[Stored data entries]

-- Begin --

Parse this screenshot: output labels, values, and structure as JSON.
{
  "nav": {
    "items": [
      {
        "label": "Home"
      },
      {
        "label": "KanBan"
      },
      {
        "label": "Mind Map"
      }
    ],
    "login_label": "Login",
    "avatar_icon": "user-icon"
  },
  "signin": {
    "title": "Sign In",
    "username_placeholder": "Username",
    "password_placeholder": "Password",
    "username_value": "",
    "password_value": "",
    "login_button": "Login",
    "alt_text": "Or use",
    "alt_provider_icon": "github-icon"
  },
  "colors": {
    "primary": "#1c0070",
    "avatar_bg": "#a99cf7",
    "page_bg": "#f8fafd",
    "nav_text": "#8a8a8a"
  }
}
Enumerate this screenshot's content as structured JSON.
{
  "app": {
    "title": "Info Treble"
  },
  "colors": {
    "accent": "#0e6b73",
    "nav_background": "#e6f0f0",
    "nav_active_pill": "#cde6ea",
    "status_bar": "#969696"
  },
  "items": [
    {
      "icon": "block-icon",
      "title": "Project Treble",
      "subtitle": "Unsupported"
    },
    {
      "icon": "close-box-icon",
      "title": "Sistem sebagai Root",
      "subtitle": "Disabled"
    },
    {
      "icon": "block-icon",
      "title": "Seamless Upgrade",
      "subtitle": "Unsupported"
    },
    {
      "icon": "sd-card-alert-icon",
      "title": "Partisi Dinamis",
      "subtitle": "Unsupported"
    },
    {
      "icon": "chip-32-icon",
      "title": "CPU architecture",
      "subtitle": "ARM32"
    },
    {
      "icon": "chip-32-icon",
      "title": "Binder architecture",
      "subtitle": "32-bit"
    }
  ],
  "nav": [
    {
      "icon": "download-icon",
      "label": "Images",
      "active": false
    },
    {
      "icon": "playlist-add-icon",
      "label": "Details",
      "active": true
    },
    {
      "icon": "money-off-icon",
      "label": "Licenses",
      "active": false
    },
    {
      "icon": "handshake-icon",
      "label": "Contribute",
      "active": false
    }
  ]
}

-- End --

Reproduce the full set of records precisely.

Parse this screenshot: output labels, values, and structure as JSON.
{
  "nav": {
    "items": [
      {
        "label": "Home"
      },
      {
        "label": "KanBan"
      },
      {
        "label": "Mind Map"
      }
    ],
    "login_label": "Login",
    "avatar_icon": "user-icon"
  },
  "signin": {
    "title": "Sign In",
    "username_placeholder": "Username",
    "password_placeholder": "Password",
    "username_value": "",
    "password_value": "",
    "login_button": "Login",
    "alt_text": "Or use",
    "alt_provider_icon": "github-icon"
  },
  "colors": {
    "primary": "#1c0070",
    "avatar_bg": "#a99cf7",
    "page_bg": "#f8fafd",
    "nav_text": "#8a8a8a"
  }
}
Enumerate this screenshot's content as structured JSON.
{
  "app": {
    "title": "Info Treble"
  },
  "colors": {
    "accent": "#0e6b73",
    "nav_background": "#e6f0f0",
    "nav_active_pill": "#cde6ea",
    "status_bar": "#969696"
  },
  "items": [
    {
      "icon": "block-icon",
      "title": "Project Treble",
      "subtitle": "Unsupported"
    },
    {
      "icon": "close-box-icon",
      "title": "Sistem sebagai Root",
      "subtitle": "Disabled"
    },
    {
      "icon": "block-icon",
      "title": "Seamless Upgrade",
      "subtitle": "Unsupported"
    },
    {
      "icon": "sd-card-alert-icon",
      "title": "Partisi Dinamis",
      "subtitle": "Unsupported"
    },
    {
      "icon": "chip-32-icon",
      "title": "CPU architecture",
      "subtitle": "ARM32"
    },
    {
      "icon": "chip-32-icon",
      "title": "Binder architecture",
      "subtitle": "32-bit"
    }
  ],
  "nav": [
    {
      "icon": "download-icon",
      "label": "Images",
      "active": false
    },
    {
      "icon": "playlist-add-icon",
      "label": "Details",
      "active": true
    },
    {
      "icon": "money-off-icon",
      "label": "Licenses",
      "active": false
    },
    {
      "icon": "handshake-icon",
      "label": "Contribute",
      "active": false
    }
  ]
}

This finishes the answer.